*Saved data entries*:
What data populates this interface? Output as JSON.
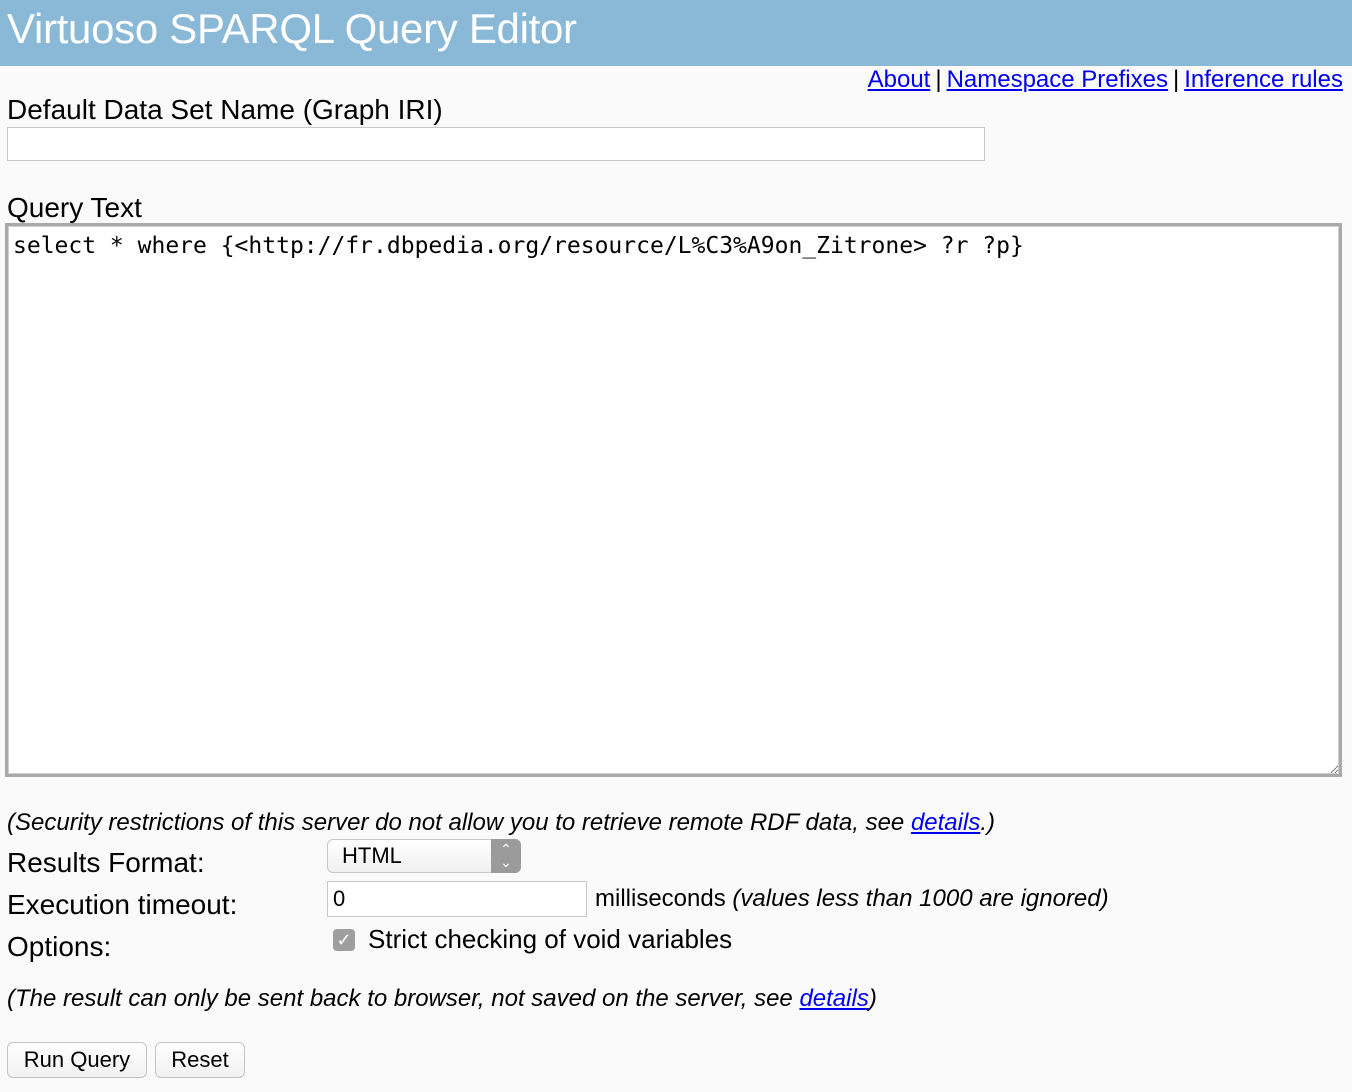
{
  "header": {
    "title": "Virtuoso SPARQL Query Editor"
  },
  "links": {
    "about": "About",
    "namespace_prefixes": "Namespace Prefixes",
    "inference_rules": "Inference rules",
    "separator": "|"
  },
  "graph": {
    "label": "Default Data Set Name (Graph IRI)",
    "value": ""
  },
  "query": {
    "label": "Query Text",
    "value": "select * where {<http://fr.dbpedia.org/resource/L%C3%A9on_Zitrone> ?r ?p}"
  },
  "security_note": {
    "before": "(Security restrictions of this server do not allow you to retrieve remote RDF data, see ",
    "link": "details",
    "after": ".)"
  },
  "results_format": {
    "label": "Results Format:",
    "selected": "HTML"
  },
  "timeout": {
    "label": "Execution timeout:",
    "value": "0",
    "unit": "milliseconds",
    "hint": "(values less than 1000 are ignored)"
  },
  "options": {
    "label": "Options:",
    "strict_checking_label": "Strict checking of void variables",
    "strict_checking_checked": true
  },
  "result_note": {
    "before": "(The result can only be sent back to browser, not saved on the server, see ",
    "link": "details",
    "after": ")"
  },
  "buttons": {
    "run": "Run Query",
    "reset": "Reset"
  }
}
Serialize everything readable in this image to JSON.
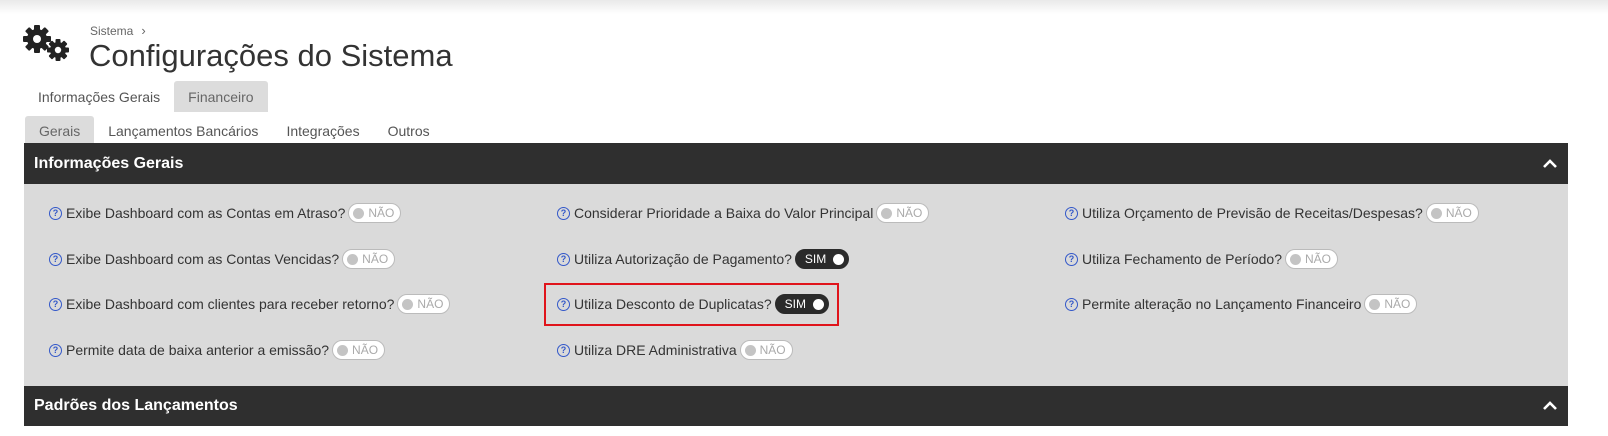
{
  "breadcrumb": {
    "parent": "Sistema",
    "separator": "›"
  },
  "page_title": "Configurações do Sistema",
  "top_tabs": [
    {
      "label": "Informações Gerais",
      "active": false
    },
    {
      "label": "Financeiro",
      "active": true
    }
  ],
  "sub_tabs": [
    {
      "label": "Gerais",
      "active": true
    },
    {
      "label": "Lançamentos Bancários",
      "active": false
    },
    {
      "label": "Integrações",
      "active": false
    },
    {
      "label": "Outros",
      "active": false
    }
  ],
  "sections": [
    {
      "title": "Informações Gerais",
      "expanded": true
    },
    {
      "title": "Padrões dos Lançamentos",
      "expanded": true
    }
  ],
  "toggle_labels": {
    "on": "SIM",
    "off": "NÃO"
  },
  "settings": [
    {
      "label": "Exibe Dashboard com as Contas em Atraso?",
      "value": "NÃO"
    },
    {
      "label": "Exibe Dashboard com as Contas Vencidas?",
      "value": "NÃO"
    },
    {
      "label": "Exibe Dashboard com clientes para receber retorno?",
      "value": "NÃO"
    },
    {
      "label": "Permite data de baixa anterior a emissão?",
      "value": "NÃO"
    },
    {
      "label": "Considerar Prioridade a Baixa do Valor Principal",
      "value": "NÃO"
    },
    {
      "label": "Utiliza Autorização de Pagamento?",
      "value": "SIM"
    },
    {
      "label": "Utiliza Desconto de Duplicatas?",
      "value": "SIM"
    },
    {
      "label": "Utiliza DRE Administrativa",
      "value": "NÃO"
    },
    {
      "label": "Utiliza Orçamento de Previsão de Receitas/Despesas?",
      "value": "NÃO"
    },
    {
      "label": "Utiliza Fechamento de Período?",
      "value": "NÃO"
    },
    {
      "label": "Permite alteração no Lançamento Financeiro",
      "value": "NÃO"
    }
  ],
  "colors": {
    "header_bg": "#2f2f2f",
    "panel_bg": "#dadada",
    "help_icon": "#3358c9",
    "highlight": "#e0141b"
  }
}
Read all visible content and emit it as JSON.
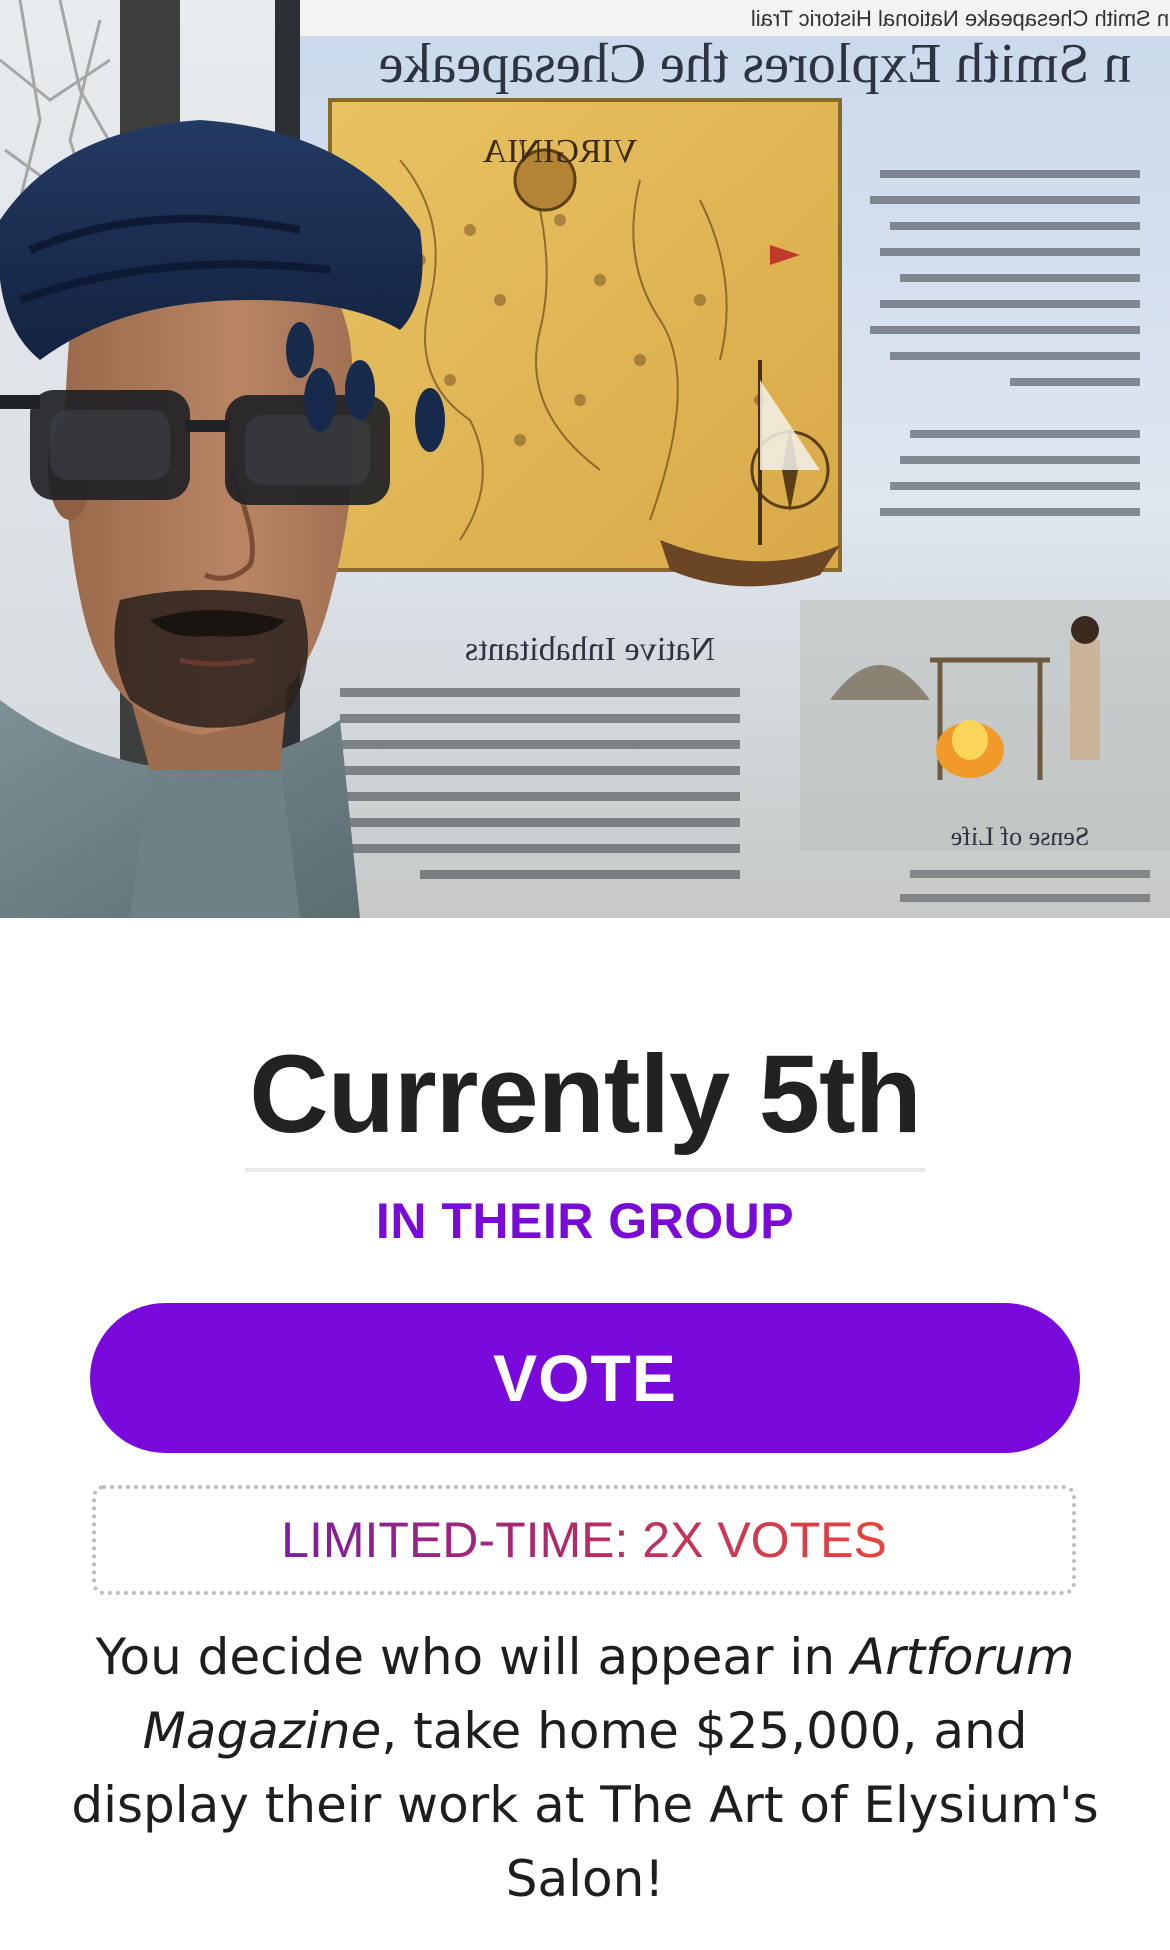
{
  "photo": {
    "sign_header": "n Smith Chesapeake National Historic Trail",
    "sign_title": "n Smith Explores the Chesapeake",
    "section_heading": "Native Inhabitants",
    "section_heading_2": "Sense of Life",
    "map_label": "VIRGINIA"
  },
  "rank": {
    "title": "Currently 5th",
    "subtitle": "IN THEIR GROUP"
  },
  "vote": {
    "label": "VOTE",
    "color": "#7a0adb"
  },
  "promo": {
    "label": "LIMITED-TIME: 2X VOTES"
  },
  "description": {
    "part1": "You decide who will appear in ",
    "magazine": "Artforum Magazine",
    "part2": ", take home $25,000, and display their work at The Art of Elysium's Salon!"
  }
}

*Prompt*: Using the listing above, locate the lines that hold "this" and copy each one.

*Correct result*:
What data populates this interface? Output as JSON.
    "before": "(Security restrictions of this server do not allow you to retrieve remote RDF data, see ",
Serialize everything readable in this image to JSON.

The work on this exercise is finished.